## Written exercise
Reproduce the listing exactly, with no pictures in your copy.

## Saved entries
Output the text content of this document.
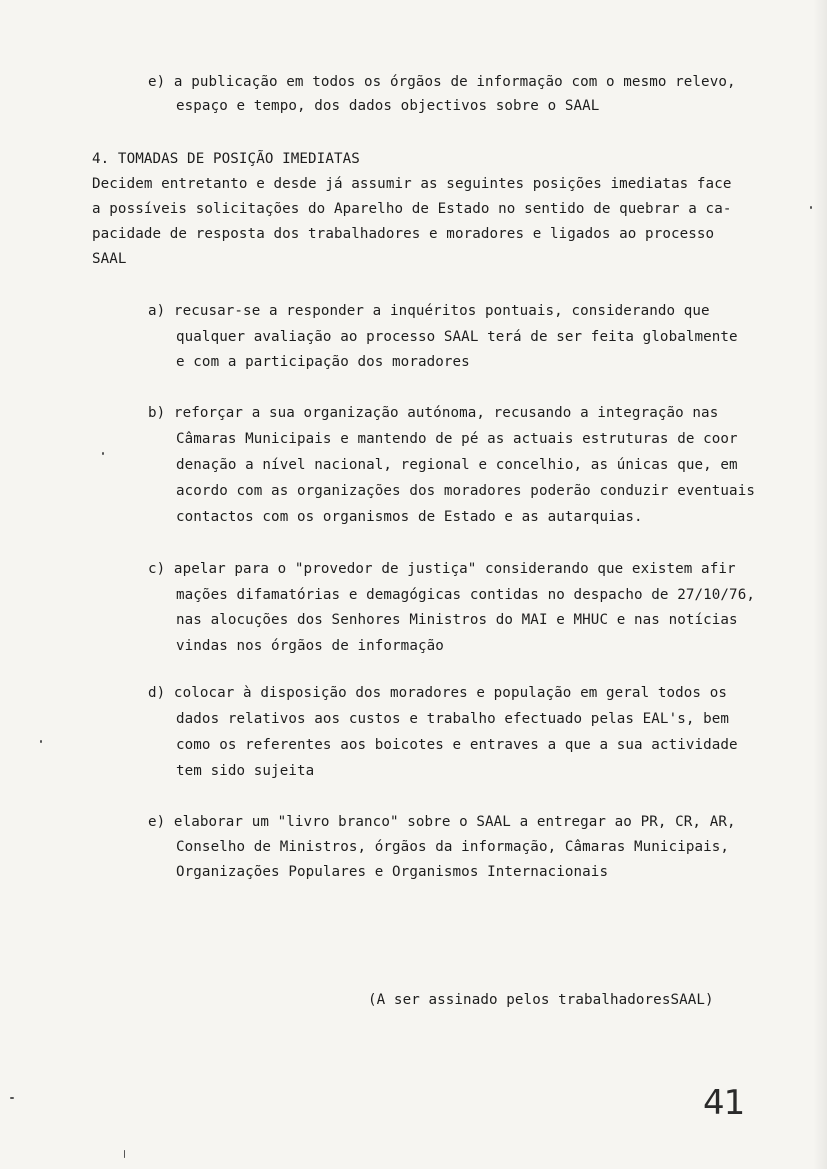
e) a publicação em todos os órgãos de informação com o mesmo relevo,
espaço e tempo, dos dados objectivos sobre o SAAL
4. TOMADAS DE POSIÇÃO IMEDIATAS
Decidem entretanto e desde já assumir as seguintes posições imediatas face
a possíveis solicitações do Aparelho de Estado no sentido de quebrar a ca-
pacidade de resposta dos trabalhadores e moradores e ligados ao processo
SAAL
a) recusar-se a responder a inquéritos pontuais, considerando que
qualquer avaliação ao processo SAAL terá de ser feita globalmente
e com a participação dos moradores
b) reforçar a sua organização autónoma, recusando a integração nas
Câmaras Municipais e mantendo de pé as actuais estruturas de coor
denação a nível nacional, regional e concelhio, as únicas que, em
acordo com as organizações dos moradores poderão conduzir eventuais
contactos com os organismos de Estado e as autarquias.
c) apelar para o "provedor de justiça" considerando que existem afir
mações difamatórias e demagógicas contidas no despacho de 27/10/76,
nas alocuções dos Senhores Ministros do MAI e MHUC e nas notícias
vindas nos órgãos de informação
d) colocar à disposição dos moradores e população em geral todos os
dados relativos aos custos e trabalho efectuado pelas EAL's, bem
como os referentes aos boicotes e entraves a que a sua actividade
tem sido sujeita
e) elaborar um "livro branco" sobre o SAAL a entregar ao PR, CR, AR,
Conselho de Ministros, órgãos da informação, Câmaras Municipais,
Organizações Populares e Organismos Internacionais
(A ser assinado pelos trabalhadoresSAAL)
41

## Complete response
Output the text content of this document.
e) a publicação em todos os órgãos de informação com o mesmo relevo,
espaço e tempo, dos dados objectivos sobre o SAAL
4. TOMADAS DE POSIÇÃO IMEDIATAS
Decidem entretanto e desde já assumir as seguintes posições imediatas face
a possíveis solicitações do Aparelho de Estado no sentido de quebrar a ca-
pacidade de resposta dos trabalhadores e moradores e ligados ao processo
SAAL
a) recusar-se a responder a inquéritos pontuais, considerando que
qualquer avaliação ao processo SAAL terá de ser feita globalmente
e com a participação dos moradores
b) reforçar a sua organização autónoma, recusando a integração nas
Câmaras Municipais e mantendo de pé as actuais estruturas de coor
denação a nível nacional, regional e concelhio, as únicas que, em
acordo com as organizações dos moradores poderão conduzir eventuais
contactos com os organismos de Estado e as autarquias.
c) apelar para o "provedor de justiça" considerando que existem afir
mações difamatórias e demagógicas contidas no despacho de 27/10/76,
nas alocuções dos Senhores Ministros do MAI e MHUC e nas notícias
vindas nos órgãos de informação
d) colocar à disposição dos moradores e população em geral todos os
dados relativos aos custos e trabalho efectuado pelas EAL's, bem
como os referentes aos boicotes e entraves a que a sua actividade
tem sido sujeita
e) elaborar um "livro branco" sobre o SAAL a entregar ao PR, CR, AR,
Conselho de Ministros, órgãos da informação, Câmaras Municipais,
Organizações Populares e Organismos Internacionais
(A ser assinado pelos trabalhadoresSAAL)
41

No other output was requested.